Data entries for graphics:
● ● ● ● ● ● ●

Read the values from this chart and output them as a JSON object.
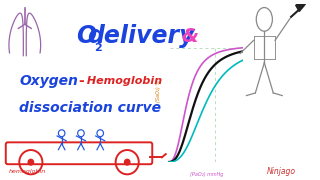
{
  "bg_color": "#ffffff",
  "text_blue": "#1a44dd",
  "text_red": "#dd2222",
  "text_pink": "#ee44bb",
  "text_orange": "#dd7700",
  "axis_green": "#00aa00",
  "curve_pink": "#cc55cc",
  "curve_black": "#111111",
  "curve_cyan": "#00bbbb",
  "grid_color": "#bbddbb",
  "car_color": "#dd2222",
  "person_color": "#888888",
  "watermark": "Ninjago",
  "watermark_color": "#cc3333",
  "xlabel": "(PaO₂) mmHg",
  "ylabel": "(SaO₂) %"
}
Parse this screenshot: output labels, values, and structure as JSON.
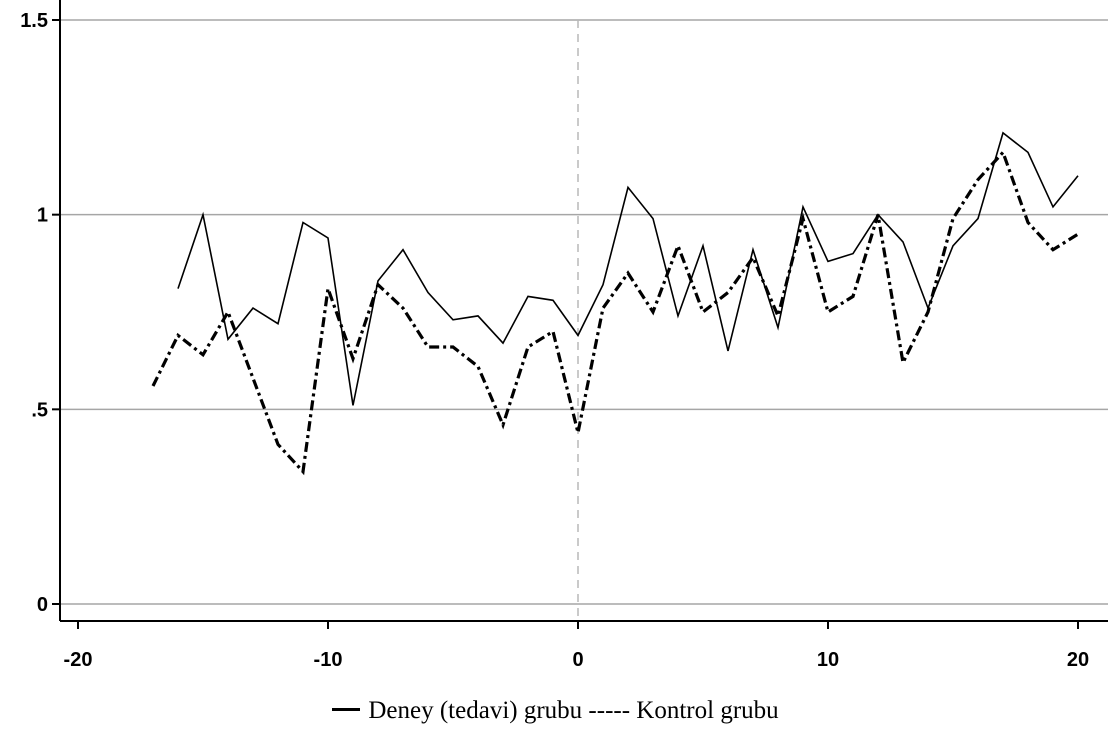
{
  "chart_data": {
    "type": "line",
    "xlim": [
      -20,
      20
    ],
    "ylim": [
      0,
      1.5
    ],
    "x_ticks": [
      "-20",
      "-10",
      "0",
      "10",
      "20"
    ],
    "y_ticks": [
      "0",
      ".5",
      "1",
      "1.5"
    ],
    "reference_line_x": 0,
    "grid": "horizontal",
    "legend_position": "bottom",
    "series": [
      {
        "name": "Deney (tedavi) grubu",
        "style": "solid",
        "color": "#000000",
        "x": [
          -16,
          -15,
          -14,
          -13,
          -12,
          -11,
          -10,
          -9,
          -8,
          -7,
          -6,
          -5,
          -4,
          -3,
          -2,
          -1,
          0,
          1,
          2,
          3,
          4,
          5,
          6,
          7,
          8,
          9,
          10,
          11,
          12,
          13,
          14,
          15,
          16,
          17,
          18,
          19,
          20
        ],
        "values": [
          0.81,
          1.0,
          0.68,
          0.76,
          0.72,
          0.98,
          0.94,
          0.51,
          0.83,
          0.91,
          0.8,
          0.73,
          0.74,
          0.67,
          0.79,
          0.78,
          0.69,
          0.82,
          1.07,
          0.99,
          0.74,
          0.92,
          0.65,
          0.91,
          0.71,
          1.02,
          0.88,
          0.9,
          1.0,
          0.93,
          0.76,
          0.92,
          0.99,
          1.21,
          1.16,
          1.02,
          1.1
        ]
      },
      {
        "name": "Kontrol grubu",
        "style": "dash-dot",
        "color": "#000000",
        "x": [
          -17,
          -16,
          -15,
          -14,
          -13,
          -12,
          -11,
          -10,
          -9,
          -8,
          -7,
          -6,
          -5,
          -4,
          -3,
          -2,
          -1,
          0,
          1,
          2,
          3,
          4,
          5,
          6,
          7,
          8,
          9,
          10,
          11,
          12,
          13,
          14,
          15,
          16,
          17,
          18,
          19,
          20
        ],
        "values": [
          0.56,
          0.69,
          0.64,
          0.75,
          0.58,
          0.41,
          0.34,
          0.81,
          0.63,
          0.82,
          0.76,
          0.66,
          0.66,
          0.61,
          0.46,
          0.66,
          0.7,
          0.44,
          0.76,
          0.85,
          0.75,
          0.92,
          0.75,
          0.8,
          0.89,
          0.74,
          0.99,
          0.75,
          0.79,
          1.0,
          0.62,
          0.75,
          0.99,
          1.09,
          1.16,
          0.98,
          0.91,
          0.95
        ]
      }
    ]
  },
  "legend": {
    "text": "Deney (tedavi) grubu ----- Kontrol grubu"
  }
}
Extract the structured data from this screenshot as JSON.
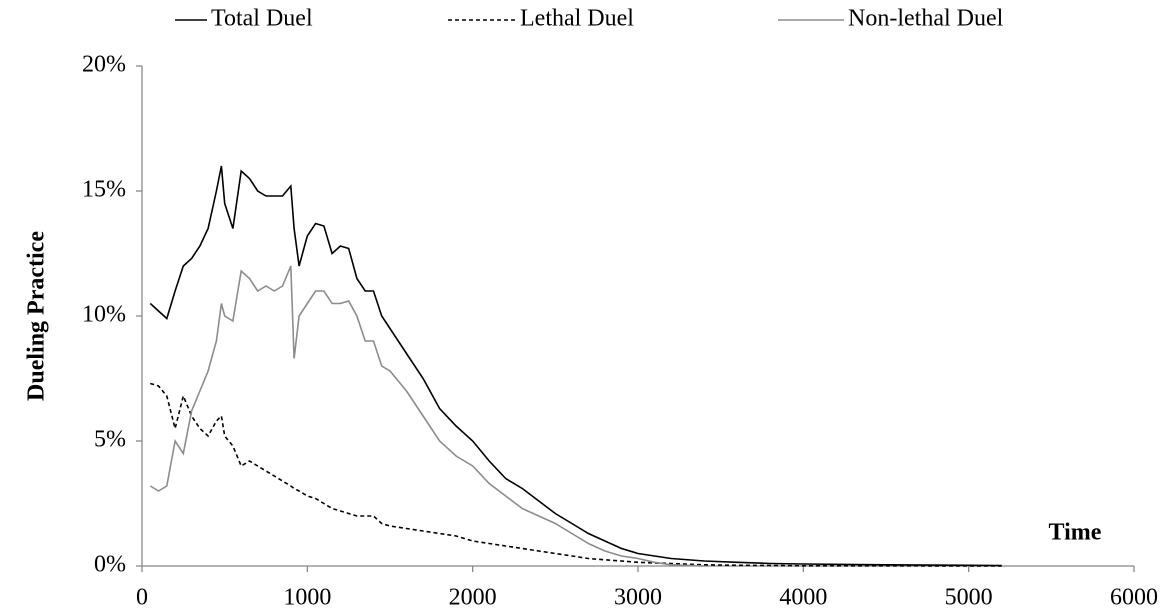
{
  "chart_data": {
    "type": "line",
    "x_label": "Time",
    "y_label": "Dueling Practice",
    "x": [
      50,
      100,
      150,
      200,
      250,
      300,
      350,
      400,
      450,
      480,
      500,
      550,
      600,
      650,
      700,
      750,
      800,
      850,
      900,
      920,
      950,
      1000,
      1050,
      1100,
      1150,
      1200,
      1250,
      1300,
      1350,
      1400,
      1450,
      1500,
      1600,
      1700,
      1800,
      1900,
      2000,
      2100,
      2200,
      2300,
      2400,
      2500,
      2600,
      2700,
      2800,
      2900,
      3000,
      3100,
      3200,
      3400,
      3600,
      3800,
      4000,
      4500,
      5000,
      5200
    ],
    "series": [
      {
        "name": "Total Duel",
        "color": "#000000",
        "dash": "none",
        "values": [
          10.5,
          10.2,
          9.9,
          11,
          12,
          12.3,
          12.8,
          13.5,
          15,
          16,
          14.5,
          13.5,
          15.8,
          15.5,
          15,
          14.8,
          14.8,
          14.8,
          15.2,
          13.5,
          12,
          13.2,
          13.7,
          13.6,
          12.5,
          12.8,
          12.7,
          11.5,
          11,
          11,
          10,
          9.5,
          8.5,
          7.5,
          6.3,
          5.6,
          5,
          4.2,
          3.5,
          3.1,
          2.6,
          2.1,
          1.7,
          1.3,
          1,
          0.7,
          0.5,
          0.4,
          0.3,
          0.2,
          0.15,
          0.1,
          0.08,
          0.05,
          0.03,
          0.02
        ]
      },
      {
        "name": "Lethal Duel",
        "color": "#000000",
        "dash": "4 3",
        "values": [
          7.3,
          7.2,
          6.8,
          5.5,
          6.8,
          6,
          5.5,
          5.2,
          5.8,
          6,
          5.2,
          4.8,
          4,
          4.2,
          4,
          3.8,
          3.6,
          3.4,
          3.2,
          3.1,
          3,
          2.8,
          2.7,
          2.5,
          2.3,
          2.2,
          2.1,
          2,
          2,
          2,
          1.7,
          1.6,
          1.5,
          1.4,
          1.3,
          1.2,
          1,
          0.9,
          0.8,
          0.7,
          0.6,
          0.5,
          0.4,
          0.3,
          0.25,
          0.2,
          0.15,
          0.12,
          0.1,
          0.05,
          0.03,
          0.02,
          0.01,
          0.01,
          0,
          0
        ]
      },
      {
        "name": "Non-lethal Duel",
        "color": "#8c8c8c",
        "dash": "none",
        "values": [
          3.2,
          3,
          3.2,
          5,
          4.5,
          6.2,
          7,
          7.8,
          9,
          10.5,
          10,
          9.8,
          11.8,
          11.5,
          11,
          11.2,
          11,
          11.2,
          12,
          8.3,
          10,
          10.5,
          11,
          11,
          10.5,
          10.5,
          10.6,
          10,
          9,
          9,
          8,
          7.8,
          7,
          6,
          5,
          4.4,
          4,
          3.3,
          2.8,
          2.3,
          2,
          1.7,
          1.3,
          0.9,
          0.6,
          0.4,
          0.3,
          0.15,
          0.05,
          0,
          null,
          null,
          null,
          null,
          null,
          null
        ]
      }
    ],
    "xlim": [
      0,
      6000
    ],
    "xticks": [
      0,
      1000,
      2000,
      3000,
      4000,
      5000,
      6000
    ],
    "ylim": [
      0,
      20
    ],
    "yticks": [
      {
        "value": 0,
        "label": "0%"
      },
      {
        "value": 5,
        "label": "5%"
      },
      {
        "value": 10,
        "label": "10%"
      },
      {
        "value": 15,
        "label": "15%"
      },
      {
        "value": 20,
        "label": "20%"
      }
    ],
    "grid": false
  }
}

● ● ● ● ● ● ●

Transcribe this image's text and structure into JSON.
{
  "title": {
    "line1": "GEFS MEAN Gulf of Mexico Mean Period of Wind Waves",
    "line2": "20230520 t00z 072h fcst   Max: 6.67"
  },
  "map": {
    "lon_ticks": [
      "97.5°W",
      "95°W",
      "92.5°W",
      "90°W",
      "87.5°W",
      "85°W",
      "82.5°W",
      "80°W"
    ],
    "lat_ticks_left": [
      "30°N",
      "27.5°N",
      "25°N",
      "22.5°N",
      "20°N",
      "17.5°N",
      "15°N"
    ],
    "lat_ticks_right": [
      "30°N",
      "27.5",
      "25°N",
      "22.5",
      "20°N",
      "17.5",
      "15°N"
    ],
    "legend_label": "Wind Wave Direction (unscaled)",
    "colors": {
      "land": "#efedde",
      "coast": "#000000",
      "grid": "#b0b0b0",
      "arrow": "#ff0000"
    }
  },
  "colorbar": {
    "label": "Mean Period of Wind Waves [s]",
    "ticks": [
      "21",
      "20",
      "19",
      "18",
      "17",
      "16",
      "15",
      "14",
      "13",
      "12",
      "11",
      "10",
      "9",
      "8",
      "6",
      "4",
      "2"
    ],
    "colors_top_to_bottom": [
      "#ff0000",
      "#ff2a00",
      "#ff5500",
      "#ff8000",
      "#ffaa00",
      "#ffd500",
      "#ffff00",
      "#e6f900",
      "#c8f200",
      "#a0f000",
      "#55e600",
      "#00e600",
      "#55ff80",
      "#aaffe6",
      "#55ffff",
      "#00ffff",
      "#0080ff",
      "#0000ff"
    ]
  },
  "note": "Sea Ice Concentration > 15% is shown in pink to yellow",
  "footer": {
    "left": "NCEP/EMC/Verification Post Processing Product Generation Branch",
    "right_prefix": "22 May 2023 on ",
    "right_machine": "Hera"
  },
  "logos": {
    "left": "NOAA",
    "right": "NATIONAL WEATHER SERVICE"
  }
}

● ● ● ● ● ● ●

Each line holding "Waves" must be found and copied.

    "line1": "GEFS MEAN Gulf of Mexico Mean Period of Wind Waves",
    "label": "Mean Period of Wind Waves [s]",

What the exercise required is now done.